Dataset excerpt:

== == ==

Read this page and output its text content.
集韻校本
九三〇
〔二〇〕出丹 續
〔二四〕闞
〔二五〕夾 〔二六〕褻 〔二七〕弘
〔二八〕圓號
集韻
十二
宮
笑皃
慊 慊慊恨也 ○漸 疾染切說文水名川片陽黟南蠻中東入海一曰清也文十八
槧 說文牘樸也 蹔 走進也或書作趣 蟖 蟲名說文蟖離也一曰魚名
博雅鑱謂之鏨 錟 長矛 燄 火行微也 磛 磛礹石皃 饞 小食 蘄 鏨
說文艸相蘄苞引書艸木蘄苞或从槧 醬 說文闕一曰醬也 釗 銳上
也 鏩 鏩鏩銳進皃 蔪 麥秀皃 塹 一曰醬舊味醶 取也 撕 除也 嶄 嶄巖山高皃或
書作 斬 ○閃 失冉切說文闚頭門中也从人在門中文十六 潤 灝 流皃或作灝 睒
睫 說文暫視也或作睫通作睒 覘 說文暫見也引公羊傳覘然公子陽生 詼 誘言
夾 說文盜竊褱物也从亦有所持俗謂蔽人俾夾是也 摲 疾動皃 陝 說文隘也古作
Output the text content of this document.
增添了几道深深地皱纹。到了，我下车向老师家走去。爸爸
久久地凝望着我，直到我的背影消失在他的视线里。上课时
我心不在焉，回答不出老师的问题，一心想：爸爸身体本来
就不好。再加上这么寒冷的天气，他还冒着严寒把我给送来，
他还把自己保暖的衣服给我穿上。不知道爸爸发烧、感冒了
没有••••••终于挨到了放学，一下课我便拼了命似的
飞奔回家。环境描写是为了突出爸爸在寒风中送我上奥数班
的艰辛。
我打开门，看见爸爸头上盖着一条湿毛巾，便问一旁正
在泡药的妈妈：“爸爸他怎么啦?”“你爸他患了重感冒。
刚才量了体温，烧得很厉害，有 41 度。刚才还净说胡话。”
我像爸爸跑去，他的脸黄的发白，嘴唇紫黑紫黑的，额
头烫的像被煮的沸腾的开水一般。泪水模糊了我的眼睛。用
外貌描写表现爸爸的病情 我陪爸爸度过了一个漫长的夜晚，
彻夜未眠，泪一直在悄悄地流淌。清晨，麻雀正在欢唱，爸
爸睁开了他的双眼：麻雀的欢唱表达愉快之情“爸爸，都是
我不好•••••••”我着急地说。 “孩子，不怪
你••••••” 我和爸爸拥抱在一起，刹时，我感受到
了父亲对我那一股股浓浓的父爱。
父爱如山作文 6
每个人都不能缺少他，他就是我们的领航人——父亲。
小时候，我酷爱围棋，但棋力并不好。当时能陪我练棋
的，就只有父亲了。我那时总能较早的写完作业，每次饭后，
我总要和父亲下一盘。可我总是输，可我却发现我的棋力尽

== == ==

| TASK DIRECTIONS |
Make an exact copy of every entry.

| WORKED SOLUTION |
Read this page and output its text content.
集韻校本
九三〇
〔二〇〕出丹 續
〔二四〕闞
〔二五〕夾 〔二六〕褻 〔二七〕弘
〔二八〕圓號
集韻
十二
宮
笑皃
慊 慊慊恨也 ○漸 疾染切說文水名川片陽黟南蠻中東入海一曰清也文十八
槧 說文牘樸也 蹔 走進也或書作趣 蟖 蟲名說文蟖離也一曰魚名
博雅鑱謂之鏨 錟 長矛 燄 火行微也 磛 磛礹石皃 饞 小食 蘄 鏨
說文艸相蘄苞引書艸木蘄苞或从槧 醬 說文闕一曰醬也 釗 銳上
也 鏩 鏩鏩銳進皃 蔪 麥秀皃 塹 一曰醬舊味醶 取也 撕 除也 嶄 嶄巖山高皃或
書作 斬 ○閃 失冉切說文闚頭門中也从人在門中文十六 潤 灝 流皃或作灝 睒
睫 說文暫視也或作睫通作睒 覘 說文暫見也引公羊傳覘然公子陽生 詼 誘言
夾 說文盜竊褱物也从亦有所持俗謂蔽人俾夾是也 摲 疾動皃 陝 說文隘也古作
Output the text content of this document.
增添了几道深深地皱纹。到了，我下车向老师家走去。爸爸
久久地凝望着我，直到我的背影消失在他的视线里。上课时
我心不在焉，回答不出老师的问题，一心想：爸爸身体本来
就不好。再加上这么寒冷的天气，他还冒着严寒把我给送来，
他还把自己保暖的衣服给我穿上。不知道爸爸发烧、感冒了
没有••••••终于挨到了放学，一下课我便拼了命似的
飞奔回家。环境描写是为了突出爸爸在寒风中送我上奥数班
的艰辛。
我打开门，看见爸爸头上盖着一条湿毛巾，便问一旁正
在泡药的妈妈：“爸爸他怎么啦?”“你爸他患了重感冒。
刚才量了体温，烧得很厉害，有 41 度。刚才还净说胡话。”
我像爸爸跑去，他的脸黄的发白，嘴唇紫黑紫黑的，额
头烫的像被煮的沸腾的开水一般。泪水模糊了我的眼睛。用
外貌描写表现爸爸的病情 我陪爸爸度过了一个漫长的夜晚，
彻夜未眠，泪一直在悄悄地流淌。清晨，麻雀正在欢唱，爸
爸睁开了他的双眼：麻雀的欢唱表达愉快之情“爸爸，都是
我不好•••••••”我着急地说。 “孩子，不怪
你••••••” 我和爸爸拥抱在一起，刹时，我感受到
了父亲对我那一股股浓浓的父爱。
父爱如山作文 6
每个人都不能缺少他，他就是我们的领航人——父亲。
小时候，我酷爱围棋，但棋力并不好。当时能陪我练棋
的，就只有父亲了。我那时总能较早的写完作业，每次饭后，
我总要和父亲下一盘。可我总是输，可我却发现我的棋力尽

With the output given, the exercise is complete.